- The exercise:
Reproduce each line exactly. Skip none.

- Exercise input:
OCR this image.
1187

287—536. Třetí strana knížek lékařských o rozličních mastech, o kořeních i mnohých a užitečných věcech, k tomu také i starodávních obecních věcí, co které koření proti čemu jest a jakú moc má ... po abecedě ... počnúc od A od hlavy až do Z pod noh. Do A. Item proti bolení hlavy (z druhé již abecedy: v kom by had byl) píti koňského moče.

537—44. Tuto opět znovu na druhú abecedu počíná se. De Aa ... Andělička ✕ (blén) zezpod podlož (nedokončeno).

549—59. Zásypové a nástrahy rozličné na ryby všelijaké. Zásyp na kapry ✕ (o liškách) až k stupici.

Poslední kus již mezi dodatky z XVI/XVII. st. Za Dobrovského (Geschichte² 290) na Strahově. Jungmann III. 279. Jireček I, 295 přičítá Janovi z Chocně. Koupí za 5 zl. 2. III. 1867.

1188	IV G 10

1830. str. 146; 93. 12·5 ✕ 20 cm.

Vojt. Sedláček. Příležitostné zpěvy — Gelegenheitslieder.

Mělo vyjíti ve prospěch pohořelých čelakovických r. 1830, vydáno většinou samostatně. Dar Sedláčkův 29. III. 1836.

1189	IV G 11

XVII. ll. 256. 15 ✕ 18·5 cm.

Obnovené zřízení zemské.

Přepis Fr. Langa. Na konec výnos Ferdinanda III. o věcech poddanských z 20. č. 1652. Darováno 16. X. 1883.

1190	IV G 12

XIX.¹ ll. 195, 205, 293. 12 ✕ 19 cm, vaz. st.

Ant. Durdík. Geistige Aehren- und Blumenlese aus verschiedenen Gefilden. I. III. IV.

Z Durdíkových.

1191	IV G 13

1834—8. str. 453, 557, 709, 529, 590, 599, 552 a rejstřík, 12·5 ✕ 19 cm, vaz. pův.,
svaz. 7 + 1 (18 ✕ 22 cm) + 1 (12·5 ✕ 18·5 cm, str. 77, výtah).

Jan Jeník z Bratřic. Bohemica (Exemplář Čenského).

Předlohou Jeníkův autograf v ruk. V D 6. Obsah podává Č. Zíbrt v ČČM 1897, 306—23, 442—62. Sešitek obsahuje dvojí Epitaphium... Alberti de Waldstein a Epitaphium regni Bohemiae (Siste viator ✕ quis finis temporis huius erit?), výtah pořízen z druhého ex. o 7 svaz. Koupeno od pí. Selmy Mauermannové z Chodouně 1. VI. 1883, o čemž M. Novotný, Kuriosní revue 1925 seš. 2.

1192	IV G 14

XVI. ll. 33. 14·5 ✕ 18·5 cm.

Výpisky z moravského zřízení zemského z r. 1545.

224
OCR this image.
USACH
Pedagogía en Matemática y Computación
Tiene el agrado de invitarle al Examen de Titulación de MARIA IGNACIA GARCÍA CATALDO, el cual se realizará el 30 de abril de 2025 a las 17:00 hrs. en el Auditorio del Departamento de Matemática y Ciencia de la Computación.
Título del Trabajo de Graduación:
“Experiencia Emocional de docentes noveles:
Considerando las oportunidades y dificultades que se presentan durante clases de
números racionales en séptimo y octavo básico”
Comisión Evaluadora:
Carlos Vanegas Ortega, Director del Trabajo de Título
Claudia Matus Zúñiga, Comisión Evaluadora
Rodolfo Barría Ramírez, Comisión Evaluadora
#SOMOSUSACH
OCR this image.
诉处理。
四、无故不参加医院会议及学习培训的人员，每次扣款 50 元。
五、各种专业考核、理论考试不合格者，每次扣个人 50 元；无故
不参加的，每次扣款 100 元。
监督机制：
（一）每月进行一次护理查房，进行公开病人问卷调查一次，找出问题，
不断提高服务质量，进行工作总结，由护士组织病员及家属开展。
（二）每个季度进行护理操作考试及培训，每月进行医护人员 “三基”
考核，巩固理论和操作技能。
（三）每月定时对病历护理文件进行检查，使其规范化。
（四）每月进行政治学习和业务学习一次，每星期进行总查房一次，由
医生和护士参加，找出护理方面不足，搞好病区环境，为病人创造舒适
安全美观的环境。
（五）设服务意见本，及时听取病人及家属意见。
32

- Result of this exercise:
OCR this image.
1187

287—536. Třetí strana knížek lékařských o rozličních mastech, o kořeních i mnohých a užitečných věcech, k tomu také i starodávních obecních věcí, co které koření proti čemu jest a jakú moc má ... po abecedě ... počnúc od A od hlavy až do Z pod noh. Do A. Item proti bolení hlavy (z druhé již abecedy: v kom by had byl) píti koňského moče.

537—44. Tuto opět znovu na druhú abecedu počíná se. De Aa ... Andělička ✕ (blén) zezpod podlož (nedokončeno).

549—59. Zásypové a nástrahy rozličné na ryby všelijaké. Zásyp na kapry ✕ (o liškách) až k stupici.

Poslední kus již mezi dodatky z XVI/XVII. st. Za Dobrovského (Geschichte² 290) na Strahově. Jungmann III. 279. Jireček I, 295 přičítá Janovi z Chocně. Koupí za 5 zl. 2. III. 1867.

1188	IV G 10

1830. str. 146; 93. 12·5 ✕ 20 cm.

Vojt. Sedláček. Příležitostné zpěvy — Gelegenheitslieder.

Mělo vyjíti ve prospěch pohořelých čelakovických r. 1830, vydáno většinou samostatně. Dar Sedláčkův 29. III. 1836.

1189	IV G 11

XVII. ll. 256. 15 ✕ 18·5 cm.

Obnovené zřízení zemské.

Přepis Fr. Langa. Na konec výnos Ferdinanda III. o věcech poddanských z 20. č. 1652. Darováno 16. X. 1883.

1190	IV G 12

XIX.¹ ll. 195, 205, 293. 12 ✕ 19 cm, vaz. st.

Ant. Durdík. Geistige Aehren- und Blumenlese aus verschiedenen Gefilden. I. III. IV.

Z Durdíkových.

1191	IV G 13

1834—8. str. 453, 557, 709, 529, 590, 599, 552 a rejstřík, 12·5 ✕ 19 cm, vaz. pův.,
svaz. 7 + 1 (18 ✕ 22 cm) + 1 (12·5 ✕ 18·5 cm, str. 77, výtah).

Jan Jeník z Bratřic. Bohemica (Exemplář Čenského).

Předlohou Jeníkův autograf v ruk. V D 6. Obsah podává Č. Zíbrt v ČČM 1897, 306—23, 442—62. Sešitek obsahuje dvojí Epitaphium... Alberti de Waldstein a Epitaphium regni Bohemiae (Siste viator ✕ quis finis temporis huius erit?), výtah pořízen z druhého ex. o 7 svaz. Koupeno od pí. Selmy Mauermannové z Chodouně 1. VI. 1883, o čemž M. Novotný, Kuriosní revue 1925 seš. 2.

1192	IV G 14

XVI. ll. 33. 14·5 ✕ 18·5 cm.

Výpisky z moravského zřízení zemského z r. 1545.

224
OCR this image.
USACH
Pedagogía en Matemática y Computación
Tiene el agrado de invitarle al Examen de Titulación de MARIA IGNACIA GARCÍA CATALDO, el cual se realizará el 30 de abril de 2025 a las 17:00 hrs. en el Auditorio del Departamento de Matemática y Ciencia de la Computación.
Título del Trabajo de Graduación:
“Experiencia Emocional de docentes noveles:
Considerando las oportunidades y dificultades que se presentan durante clases de
números racionales en séptimo y octavo básico”
Comisión Evaluadora:
Carlos Vanegas Ortega, Director del Trabajo de Título
Claudia Matus Zúñiga, Comisión Evaluadora
Rodolfo Barría Ramírez, Comisión Evaluadora
#SOMOSUSACH
OCR this image.
诉处理。
四、无故不参加医院会议及学习培训的人员，每次扣款 50 元。
五、各种专业考核、理论考试不合格者，每次扣个人 50 元；无故
不参加的，每次扣款 100 元。
监督机制：
（一）每月进行一次护理查房，进行公开病人问卷调查一次，找出问题，
不断提高服务质量，进行工作总结，由护士组织病员及家属开展。
（二）每个季度进行护理操作考试及培训，每月进行医护人员 “三基”
考核，巩固理论和操作技能。
（三）每月定时对病历护理文件进行检查，使其规范化。
（四）每月进行政治学习和业务学习一次，每星期进行总查房一次，由
医生和护士参加，找出护理方面不足，搞好病区环境，为病人创造舒适
安全美观的环境。
（五）设服务意见本，及时听取病人及家属意见。
32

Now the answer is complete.